-- START Task data --

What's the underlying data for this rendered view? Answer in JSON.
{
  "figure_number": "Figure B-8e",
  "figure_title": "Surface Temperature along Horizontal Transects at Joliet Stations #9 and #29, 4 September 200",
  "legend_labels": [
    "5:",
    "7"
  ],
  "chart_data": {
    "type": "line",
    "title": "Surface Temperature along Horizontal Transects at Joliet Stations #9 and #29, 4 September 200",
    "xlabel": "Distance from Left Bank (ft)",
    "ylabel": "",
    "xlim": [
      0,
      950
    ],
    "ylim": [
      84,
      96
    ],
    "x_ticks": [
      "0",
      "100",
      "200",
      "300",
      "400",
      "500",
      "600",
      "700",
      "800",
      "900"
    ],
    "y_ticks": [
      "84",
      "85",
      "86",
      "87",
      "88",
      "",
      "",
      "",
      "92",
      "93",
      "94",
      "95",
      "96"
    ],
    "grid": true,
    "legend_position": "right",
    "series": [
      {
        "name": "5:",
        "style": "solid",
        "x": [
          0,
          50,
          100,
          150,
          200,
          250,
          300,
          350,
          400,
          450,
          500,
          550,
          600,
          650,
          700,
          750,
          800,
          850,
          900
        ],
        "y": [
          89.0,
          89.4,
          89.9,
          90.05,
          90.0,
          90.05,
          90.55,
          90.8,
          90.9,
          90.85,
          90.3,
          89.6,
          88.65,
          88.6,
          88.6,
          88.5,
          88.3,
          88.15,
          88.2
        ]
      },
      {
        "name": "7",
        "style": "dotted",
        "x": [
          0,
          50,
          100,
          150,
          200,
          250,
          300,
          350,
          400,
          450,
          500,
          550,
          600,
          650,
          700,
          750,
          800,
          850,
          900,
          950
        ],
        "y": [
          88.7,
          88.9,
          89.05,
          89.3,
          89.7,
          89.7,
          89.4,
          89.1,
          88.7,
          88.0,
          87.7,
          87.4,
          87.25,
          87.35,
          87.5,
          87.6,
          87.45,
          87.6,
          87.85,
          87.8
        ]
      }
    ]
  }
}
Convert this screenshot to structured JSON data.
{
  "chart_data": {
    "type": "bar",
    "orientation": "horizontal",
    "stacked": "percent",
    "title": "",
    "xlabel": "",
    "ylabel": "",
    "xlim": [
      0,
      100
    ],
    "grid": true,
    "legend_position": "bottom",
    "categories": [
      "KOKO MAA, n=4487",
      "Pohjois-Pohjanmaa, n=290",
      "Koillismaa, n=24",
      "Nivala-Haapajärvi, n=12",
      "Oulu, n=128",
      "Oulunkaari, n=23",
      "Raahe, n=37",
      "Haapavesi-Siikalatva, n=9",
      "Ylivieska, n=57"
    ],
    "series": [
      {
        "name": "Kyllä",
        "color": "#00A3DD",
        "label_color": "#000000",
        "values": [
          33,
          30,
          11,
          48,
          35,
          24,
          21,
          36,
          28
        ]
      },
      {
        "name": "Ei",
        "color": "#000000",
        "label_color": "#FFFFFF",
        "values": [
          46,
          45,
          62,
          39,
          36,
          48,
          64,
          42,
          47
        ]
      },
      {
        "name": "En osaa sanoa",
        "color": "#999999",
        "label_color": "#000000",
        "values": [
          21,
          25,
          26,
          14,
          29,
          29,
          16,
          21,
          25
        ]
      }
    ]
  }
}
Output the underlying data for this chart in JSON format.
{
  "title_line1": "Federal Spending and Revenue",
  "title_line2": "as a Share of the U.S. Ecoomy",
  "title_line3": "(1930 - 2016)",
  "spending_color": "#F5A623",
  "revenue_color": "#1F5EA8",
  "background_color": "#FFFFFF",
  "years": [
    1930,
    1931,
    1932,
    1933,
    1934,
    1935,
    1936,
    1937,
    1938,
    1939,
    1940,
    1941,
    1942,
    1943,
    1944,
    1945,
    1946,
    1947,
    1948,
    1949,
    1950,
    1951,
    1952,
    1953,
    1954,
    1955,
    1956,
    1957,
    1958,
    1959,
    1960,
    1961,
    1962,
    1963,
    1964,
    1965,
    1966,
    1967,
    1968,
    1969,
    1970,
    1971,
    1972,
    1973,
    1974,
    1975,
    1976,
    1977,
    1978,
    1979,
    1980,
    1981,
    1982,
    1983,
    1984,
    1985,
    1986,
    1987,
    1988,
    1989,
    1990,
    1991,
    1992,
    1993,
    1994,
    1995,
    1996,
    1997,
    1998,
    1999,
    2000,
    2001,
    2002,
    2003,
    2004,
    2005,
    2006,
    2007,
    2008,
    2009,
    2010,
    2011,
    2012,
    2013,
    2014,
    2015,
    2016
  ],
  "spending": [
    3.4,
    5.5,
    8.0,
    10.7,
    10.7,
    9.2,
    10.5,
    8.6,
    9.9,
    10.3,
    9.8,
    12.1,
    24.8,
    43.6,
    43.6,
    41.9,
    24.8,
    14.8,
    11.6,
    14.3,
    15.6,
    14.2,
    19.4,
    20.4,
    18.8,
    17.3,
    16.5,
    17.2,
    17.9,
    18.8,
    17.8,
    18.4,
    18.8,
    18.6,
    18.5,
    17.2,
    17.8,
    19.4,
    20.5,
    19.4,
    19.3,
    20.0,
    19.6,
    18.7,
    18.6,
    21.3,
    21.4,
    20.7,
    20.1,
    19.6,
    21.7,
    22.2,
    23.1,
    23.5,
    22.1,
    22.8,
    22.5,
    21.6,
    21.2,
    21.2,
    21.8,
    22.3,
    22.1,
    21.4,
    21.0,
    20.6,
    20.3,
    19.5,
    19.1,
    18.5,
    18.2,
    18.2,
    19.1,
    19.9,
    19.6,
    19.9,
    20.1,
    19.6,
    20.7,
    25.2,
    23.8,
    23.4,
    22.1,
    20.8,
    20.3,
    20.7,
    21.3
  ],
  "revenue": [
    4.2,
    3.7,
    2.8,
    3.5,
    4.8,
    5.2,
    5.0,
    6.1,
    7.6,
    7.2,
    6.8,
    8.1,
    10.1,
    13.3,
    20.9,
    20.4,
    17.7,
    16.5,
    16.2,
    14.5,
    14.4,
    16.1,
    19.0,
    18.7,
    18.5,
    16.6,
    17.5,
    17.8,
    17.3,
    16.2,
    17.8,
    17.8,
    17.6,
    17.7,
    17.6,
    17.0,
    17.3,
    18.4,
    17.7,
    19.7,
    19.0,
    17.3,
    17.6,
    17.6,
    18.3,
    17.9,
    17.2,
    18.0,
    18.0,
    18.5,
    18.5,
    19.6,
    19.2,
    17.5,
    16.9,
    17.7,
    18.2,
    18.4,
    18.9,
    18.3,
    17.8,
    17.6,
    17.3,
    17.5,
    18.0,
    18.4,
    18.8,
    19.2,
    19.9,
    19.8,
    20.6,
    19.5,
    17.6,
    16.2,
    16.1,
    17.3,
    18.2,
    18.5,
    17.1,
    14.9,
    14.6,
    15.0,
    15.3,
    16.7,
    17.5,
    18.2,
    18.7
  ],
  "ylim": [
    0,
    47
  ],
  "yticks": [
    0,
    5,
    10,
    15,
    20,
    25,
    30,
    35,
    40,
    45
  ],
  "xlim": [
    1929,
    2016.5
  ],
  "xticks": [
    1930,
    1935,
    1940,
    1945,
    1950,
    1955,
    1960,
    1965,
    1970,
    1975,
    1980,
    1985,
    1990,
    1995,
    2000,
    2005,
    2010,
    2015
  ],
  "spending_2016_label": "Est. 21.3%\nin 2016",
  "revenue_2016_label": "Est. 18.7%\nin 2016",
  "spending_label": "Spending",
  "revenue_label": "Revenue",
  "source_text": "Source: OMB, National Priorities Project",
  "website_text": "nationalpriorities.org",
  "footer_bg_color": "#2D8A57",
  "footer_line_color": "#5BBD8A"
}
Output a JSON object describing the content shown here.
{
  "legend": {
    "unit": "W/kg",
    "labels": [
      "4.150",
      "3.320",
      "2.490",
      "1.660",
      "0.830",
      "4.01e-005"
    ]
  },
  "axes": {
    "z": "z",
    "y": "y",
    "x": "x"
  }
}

-- END Task data --

§ Problem details: Scan the material for lines with the word "this", and copy each line you find.

§ Response to the task:
What's the underlying data for this rendered view? Answer in JSON.
Convert this screenshot to structured JSON data.
Output the underlying data for this chart in JSON format.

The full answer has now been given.